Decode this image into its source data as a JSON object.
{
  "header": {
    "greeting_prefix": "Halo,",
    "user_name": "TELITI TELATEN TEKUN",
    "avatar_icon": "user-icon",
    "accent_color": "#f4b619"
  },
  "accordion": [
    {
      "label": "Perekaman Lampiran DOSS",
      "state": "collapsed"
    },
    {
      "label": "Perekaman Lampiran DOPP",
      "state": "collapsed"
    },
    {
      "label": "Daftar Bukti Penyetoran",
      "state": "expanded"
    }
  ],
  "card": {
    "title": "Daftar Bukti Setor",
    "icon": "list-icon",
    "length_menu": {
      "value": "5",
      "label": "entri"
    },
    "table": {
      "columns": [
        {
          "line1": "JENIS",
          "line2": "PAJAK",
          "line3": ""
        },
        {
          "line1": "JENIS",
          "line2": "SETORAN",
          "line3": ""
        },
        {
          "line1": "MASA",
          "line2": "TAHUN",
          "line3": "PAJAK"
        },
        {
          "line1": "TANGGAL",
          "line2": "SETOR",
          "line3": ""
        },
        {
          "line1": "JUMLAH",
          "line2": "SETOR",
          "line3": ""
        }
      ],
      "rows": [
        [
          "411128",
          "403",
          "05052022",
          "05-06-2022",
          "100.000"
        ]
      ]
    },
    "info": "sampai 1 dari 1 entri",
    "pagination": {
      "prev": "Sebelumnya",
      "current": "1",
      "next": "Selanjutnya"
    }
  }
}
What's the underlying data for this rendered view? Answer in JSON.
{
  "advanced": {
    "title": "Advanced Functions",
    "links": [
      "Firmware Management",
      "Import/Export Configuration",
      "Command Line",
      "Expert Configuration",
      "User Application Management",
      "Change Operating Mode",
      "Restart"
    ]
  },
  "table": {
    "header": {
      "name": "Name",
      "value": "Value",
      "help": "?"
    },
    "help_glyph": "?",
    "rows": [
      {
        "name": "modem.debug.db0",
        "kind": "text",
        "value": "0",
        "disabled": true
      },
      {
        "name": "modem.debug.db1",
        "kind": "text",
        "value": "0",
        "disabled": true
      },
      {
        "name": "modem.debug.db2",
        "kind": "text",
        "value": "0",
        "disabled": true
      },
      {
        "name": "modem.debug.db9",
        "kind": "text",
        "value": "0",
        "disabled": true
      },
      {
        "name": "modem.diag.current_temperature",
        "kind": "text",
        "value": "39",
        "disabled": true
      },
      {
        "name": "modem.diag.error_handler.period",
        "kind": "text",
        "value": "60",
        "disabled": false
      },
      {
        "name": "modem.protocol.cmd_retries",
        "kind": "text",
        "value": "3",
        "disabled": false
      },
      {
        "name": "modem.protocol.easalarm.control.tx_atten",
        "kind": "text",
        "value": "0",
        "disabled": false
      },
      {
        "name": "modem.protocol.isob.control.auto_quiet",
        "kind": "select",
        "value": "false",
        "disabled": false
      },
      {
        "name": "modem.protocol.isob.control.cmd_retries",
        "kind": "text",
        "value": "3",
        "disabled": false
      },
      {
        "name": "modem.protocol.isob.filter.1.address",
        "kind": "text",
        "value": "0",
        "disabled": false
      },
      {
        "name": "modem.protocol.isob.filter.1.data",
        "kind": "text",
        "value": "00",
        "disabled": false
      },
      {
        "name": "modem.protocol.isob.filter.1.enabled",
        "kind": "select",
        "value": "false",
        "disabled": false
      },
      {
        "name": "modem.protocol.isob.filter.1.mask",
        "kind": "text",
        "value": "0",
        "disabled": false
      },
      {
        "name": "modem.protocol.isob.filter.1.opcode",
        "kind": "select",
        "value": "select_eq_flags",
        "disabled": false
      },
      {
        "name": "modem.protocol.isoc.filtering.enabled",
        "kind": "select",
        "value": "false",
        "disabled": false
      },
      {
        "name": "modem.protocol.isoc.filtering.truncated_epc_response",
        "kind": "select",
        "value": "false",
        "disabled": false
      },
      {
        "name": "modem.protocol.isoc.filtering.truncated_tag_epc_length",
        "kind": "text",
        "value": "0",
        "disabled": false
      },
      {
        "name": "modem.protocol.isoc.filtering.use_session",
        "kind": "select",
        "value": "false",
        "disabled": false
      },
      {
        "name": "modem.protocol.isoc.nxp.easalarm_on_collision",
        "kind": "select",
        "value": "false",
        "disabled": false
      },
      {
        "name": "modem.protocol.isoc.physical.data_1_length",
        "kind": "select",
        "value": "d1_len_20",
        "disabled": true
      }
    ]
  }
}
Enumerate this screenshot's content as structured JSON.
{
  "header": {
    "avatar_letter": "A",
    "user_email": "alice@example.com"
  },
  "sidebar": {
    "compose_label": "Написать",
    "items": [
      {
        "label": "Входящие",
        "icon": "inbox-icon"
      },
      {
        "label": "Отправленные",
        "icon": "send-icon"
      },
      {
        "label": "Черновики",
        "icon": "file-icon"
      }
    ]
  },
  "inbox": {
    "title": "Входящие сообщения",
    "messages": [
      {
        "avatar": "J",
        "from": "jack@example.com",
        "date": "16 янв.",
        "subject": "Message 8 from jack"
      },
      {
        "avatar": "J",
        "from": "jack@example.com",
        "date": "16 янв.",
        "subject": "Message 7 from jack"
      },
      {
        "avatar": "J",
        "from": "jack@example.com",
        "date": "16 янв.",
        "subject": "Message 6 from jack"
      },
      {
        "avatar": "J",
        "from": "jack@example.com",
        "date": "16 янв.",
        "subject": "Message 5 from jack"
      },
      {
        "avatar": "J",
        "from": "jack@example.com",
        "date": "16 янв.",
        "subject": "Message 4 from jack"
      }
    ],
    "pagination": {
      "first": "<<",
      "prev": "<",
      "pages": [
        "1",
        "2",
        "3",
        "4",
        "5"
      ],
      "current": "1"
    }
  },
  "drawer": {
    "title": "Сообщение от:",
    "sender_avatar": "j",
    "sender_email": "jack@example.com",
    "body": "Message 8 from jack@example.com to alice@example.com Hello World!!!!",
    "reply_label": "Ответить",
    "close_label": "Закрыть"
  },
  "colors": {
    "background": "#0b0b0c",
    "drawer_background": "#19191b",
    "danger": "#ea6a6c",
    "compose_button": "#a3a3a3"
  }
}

## The task
Word for word, quote all of the data above.

## Task answer
Decode this image into its source data as a JSON object.
{
  "header": {
    "greeting_prefix": "Halo,",
    "user_name": "TELITI TELATEN TEKUN",
    "avatar_icon": "user-icon",
    "accent_color": "#f4b619"
  },
  "accordion": [
    {
      "label": "Perekaman Lampiran DOSS",
      "state": "collapsed"
    },
    {
      "label": "Perekaman Lampiran DOPP",
      "state": "collapsed"
    },
    {
      "label": "Daftar Bukti Penyetoran",
      "state": "expanded"
    }
  ],
  "card": {
    "title": "Daftar Bukti Setor",
    "icon": "list-icon",
    "length_menu": {
      "value": "5",
      "label": "entri"
    },
    "table": {
      "columns": [
        {
          "line1": "JENIS",
          "line2": "PAJAK",
          "line3": ""
        },
        {
          "line1": "JENIS",
          "line2": "SETORAN",
          "line3": ""
        },
        {
          "line1": "MASA",
          "line2": "TAHUN",
          "line3": "PAJAK"
        },
        {
          "line1": "TANGGAL",
          "line2": "SETOR",
          "line3": ""
        },
        {
          "line1": "JUMLAH",
          "line2": "SETOR",
          "line3": ""
        }
      ],
      "rows": [
        [
          "411128",
          "403",
          "05052022",
          "05-06-2022",
          "100.000"
        ]
      ]
    },
    "info": "sampai 1 dari 1 entri",
    "pagination": {
      "prev": "Sebelumnya",
      "current": "1",
      "next": "Selanjutnya"
    }
  }
}
What's the underlying data for this rendered view? Answer in JSON.
{
  "advanced": {
    "title": "Advanced Functions",
    "links": [
      "Firmware Management",
      "Import/Export Configuration",
      "Command Line",
      "Expert Configuration",
      "User Application Management",
      "Change Operating Mode",
      "Restart"
    ]
  },
  "table": {
    "header": {
      "name": "Name",
      "value": "Value",
      "help": "?"
    },
    "help_glyph": "?",
    "rows": [
      {
        "name": "modem.debug.db0",
        "kind": "text",
        "value": "0",
        "disabled": true
      },
      {
        "name": "modem.debug.db1",
        "kind": "text",
        "value": "0",
        "disabled": true
      },
      {
        "name": "modem.debug.db2",
        "kind": "text",
        "value": "0",
        "disabled": true
      },
      {
        "name": "modem.debug.db9",
        "kind": "text",
        "value": "0",
        "disabled": true
      },
      {
        "name": "modem.diag.current_temperature",
        "kind": "text",
        "value": "39",
        "disabled": true
      },
      {
        "name": "modem.diag.error_handler.period",
        "kind": "text",
        "value": "60",
        "disabled": false
      },
      {
        "name": "modem.protocol.cmd_retries",
        "kind": "text",
        "value": "3",
        "disabled": false
      },
      {
        "name": "modem.protocol.easalarm.control.tx_atten",
        "kind": "text",
        "value": "0",
        "disabled": false
      },
      {
        "name": "modem.protocol.isob.control.auto_quiet",
        "kind": "select",
        "value": "false",
        "disabled": false
      },
      {
        "name": "modem.protocol.isob.control.cmd_retries",
        "kind": "text",
        "value": "3",
        "disabled": false
      },
      {
        "name": "modem.protocol.isob.filter.1.address",
        "kind": "text",
        "value": "0",
        "disabled": false
      },
      {
        "name": "modem.protocol.isob.filter.1.data",
        "kind": "text",
        "value": "00",
        "disabled": false
      },
      {
        "name": "modem.protocol.isob.filter.1.enabled",
        "kind": "select",
        "value": "false",
        "disabled": false
      },
      {
        "name": "modem.protocol.isob.filter.1.mask",
        "kind": "text",
        "value": "0",
        "disabled": false
      },
      {
        "name": "modem.protocol.isob.filter.1.opcode",
        "kind": "select",
        "value": "select_eq_flags",
        "disabled": false
      },
      {
        "name": "modem.protocol.isoc.filtering.enabled",
        "kind": "select",
        "value": "false",
        "disabled": false
      },
      {
        "name": "modem.protocol.isoc.filtering.truncated_epc_response",
        "kind": "select",
        "value": "false",
        "disabled": false
      },
      {
        "name": "modem.protocol.isoc.filtering.truncated_tag_epc_length",
        "kind": "text",
        "value": "0",
        "disabled": false
      },
      {
        "name": "modem.protocol.isoc.filtering.use_session",
        "kind": "select",
        "value": "false",
        "disabled": false
      },
      {
        "name": "modem.protocol.isoc.nxp.easalarm_on_collision",
        "kind": "select",
        "value": "false",
        "disabled": false
      },
      {
        "name": "modem.protocol.isoc.physical.data_1_length",
        "kind": "select",
        "value": "d1_len_20",
        "disabled": true
      }
    ]
  }
}
Enumerate this screenshot's content as structured JSON.
{
  "header": {
    "avatar_letter": "A",
    "user_email": "alice@example.com"
  },
  "sidebar": {
    "compose_label": "Написать",
    "items": [
      {
        "label": "Входящие",
        "icon": "inbox-icon"
      },
      {
        "label": "Отправленные",
        "icon": "send-icon"
      },
      {
        "label": "Черновики",
        "icon": "file-icon"
      }
    ]
  },
  "inbox": {
    "title": "Входящие сообщения",
    "messages": [
      {
        "avatar": "J",
        "from": "jack@example.com",
        "date": "16 янв.",
        "subject": "Message 8 from jack"
      },
      {
        "avatar": "J",
        "from": "jack@example.com",
        "date": "16 янв.",
        "subject": "Message 7 from jack"
      },
      {
        "avatar": "J",
        "from": "jack@example.com",
        "date": "16 янв.",
        "subject": "Message 6 from jack"
      },
      {
        "avatar": "J",
        "from": "jack@example.com",
        "date": "16 янв.",
        "subject": "Message 5 from jack"
      },
      {
        "avatar": "J",
        "from": "jack@example.com",
        "date": "16 янв.",
        "subject": "Message 4 from jack"
      }
    ],
    "pagination": {
      "first": "<<",
      "prev": "<",
      "pages": [
        "1",
        "2",
        "3",
        "4",
        "5"
      ],
      "current": "1"
    }
  },
  "drawer": {
    "title": "Сообщение от:",
    "sender_avatar": "j",
    "sender_email": "jack@example.com",
    "body": "Message 8 from jack@example.com to alice@example.com Hello World!!!!",
    "reply_label": "Ответить",
    "close_label": "Закрыть"
  },
  "colors": {
    "background": "#0b0b0c",
    "drawer_background": "#19191b",
    "danger": "#ea6a6c",
    "compose_button": "#a3a3a3"
  }
}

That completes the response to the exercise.